■ Extract to read ■
Beneficial Bacteria: Our Best Defenders?
- by KitchenPantryScientist
Did you know that we have ten times more microbes in our bodies than human cells? It may sound gross, but these microbes are often more friend than foe and keep us healthy in return for a little space to call their own.
There was a fantastic article in yesterday’s Science Times about microbiomes- what scientists call the collection of microorganisms colonizing our bodies. The study of microbiomes has intensified in recent years and scientists are trying to catalog some of the bacteria we carry.
I eat yogurt filled with healthy, or beneficial, bacteria on a daily basis to keep a healthy population of these little helpers living in my gut. This keeps the bad bacteria from finding a place to take hold. A more extreme version of this was mentioned in the Science Times article, where a woman dying of an intestinal infection caused by pathogenic, or bad bacteria was saved when bacteria from her husband’s intestines was introduced into her large intestine. Within hours, the good bacteria had “kicked” the bad bacteria out, taking over residence.
I also learned that babies born by C-section (like my three kids) are more prone to skin infections and asthma, possibly due to the fact that coming from the sterile amniotic sac, they are colonized by bacteria from adults’ skin rather than that bacteria from their mother’s birth canal. In fact, people with asthma have a different set of lung microbes than healthy people and obese people have a different set of bacteria in their guts than people of normal weight.
You’ve heard that kids on farms and are exposed to dirt have healthier immune systems than city kids? It’s not the dirt itself, but the microbes in the dirt giving them their immune systems a boost.
There are years of hard work in the lab ahead of scientists to validate their beliefs that beneficial bacteria may one day be a weapon in the arsenal against infectious disease, but in the meantime, I plan to keep eating my yogurt and letting my kids play in the dirt.

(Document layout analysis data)
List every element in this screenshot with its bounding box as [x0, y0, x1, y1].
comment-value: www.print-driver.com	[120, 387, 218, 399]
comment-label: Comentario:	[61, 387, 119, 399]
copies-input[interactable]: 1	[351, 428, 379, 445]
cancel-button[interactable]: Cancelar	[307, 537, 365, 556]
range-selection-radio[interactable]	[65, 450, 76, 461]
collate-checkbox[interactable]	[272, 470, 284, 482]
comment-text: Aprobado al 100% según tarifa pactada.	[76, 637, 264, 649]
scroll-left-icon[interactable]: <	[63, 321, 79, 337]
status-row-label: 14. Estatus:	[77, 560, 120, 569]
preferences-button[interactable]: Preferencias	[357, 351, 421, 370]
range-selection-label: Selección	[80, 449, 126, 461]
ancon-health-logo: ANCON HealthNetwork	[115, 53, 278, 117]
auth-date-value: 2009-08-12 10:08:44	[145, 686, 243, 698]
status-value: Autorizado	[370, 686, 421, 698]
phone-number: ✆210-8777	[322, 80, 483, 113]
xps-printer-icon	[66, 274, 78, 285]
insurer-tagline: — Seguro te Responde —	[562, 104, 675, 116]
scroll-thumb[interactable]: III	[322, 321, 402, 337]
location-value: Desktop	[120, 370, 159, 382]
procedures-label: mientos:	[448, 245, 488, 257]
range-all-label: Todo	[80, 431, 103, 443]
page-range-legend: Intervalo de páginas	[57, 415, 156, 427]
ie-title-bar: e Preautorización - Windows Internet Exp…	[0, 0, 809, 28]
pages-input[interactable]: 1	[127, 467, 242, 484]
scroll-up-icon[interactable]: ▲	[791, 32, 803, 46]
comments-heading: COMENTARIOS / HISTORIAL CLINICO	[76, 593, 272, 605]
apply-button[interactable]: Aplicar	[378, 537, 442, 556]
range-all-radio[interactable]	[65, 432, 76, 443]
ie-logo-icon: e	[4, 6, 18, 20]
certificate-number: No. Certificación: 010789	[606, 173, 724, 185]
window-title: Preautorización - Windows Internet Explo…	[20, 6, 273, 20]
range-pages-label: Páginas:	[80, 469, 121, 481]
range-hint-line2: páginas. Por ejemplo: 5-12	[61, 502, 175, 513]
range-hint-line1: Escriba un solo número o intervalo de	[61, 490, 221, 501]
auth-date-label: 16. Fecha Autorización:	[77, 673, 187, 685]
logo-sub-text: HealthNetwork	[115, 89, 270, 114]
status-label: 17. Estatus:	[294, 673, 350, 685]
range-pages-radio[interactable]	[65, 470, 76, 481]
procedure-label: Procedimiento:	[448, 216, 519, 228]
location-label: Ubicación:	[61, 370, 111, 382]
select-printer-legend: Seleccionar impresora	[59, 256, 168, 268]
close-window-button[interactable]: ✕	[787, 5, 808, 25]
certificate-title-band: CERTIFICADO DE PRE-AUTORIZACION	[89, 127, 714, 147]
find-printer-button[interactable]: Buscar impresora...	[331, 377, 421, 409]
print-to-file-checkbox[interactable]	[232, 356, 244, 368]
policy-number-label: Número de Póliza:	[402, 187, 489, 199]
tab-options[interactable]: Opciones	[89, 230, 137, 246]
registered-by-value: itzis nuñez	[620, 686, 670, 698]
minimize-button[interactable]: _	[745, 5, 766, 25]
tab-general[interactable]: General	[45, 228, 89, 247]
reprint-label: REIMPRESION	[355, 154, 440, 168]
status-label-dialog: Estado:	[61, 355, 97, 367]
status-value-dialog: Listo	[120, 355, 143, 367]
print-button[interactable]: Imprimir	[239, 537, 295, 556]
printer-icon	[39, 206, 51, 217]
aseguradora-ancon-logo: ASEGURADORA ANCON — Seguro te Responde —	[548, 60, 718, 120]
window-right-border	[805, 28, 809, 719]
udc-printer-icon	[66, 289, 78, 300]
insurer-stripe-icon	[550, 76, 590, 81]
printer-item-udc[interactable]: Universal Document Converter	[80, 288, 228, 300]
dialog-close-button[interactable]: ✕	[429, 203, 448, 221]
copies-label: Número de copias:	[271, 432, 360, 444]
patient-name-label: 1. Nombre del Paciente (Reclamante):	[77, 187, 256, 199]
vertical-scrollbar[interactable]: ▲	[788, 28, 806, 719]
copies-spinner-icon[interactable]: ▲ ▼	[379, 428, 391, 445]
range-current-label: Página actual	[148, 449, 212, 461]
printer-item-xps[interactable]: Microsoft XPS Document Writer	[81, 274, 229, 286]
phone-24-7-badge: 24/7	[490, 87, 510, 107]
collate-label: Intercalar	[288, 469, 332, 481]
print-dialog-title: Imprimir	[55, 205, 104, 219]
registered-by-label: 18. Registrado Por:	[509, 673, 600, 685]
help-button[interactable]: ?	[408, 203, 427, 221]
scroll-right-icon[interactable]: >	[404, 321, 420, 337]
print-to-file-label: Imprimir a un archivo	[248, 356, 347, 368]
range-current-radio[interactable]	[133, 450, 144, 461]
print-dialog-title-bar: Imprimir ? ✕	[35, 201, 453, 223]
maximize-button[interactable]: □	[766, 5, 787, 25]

■ Work order ■
Print the part of the beneficial bacteria post that opens with the words containing "Beneficial Bacteria: Our" and closes with "call their own.".

■ Your solution ■
Beneficial Bacteria: Our Best Defenders?
- by KitchenPantryScientist
Did you know that we have ten times more microbes in our bodies than human cells? It may sound gross, but these microbes are often more friend than foe and keep us healthy in return for a little space to call their own.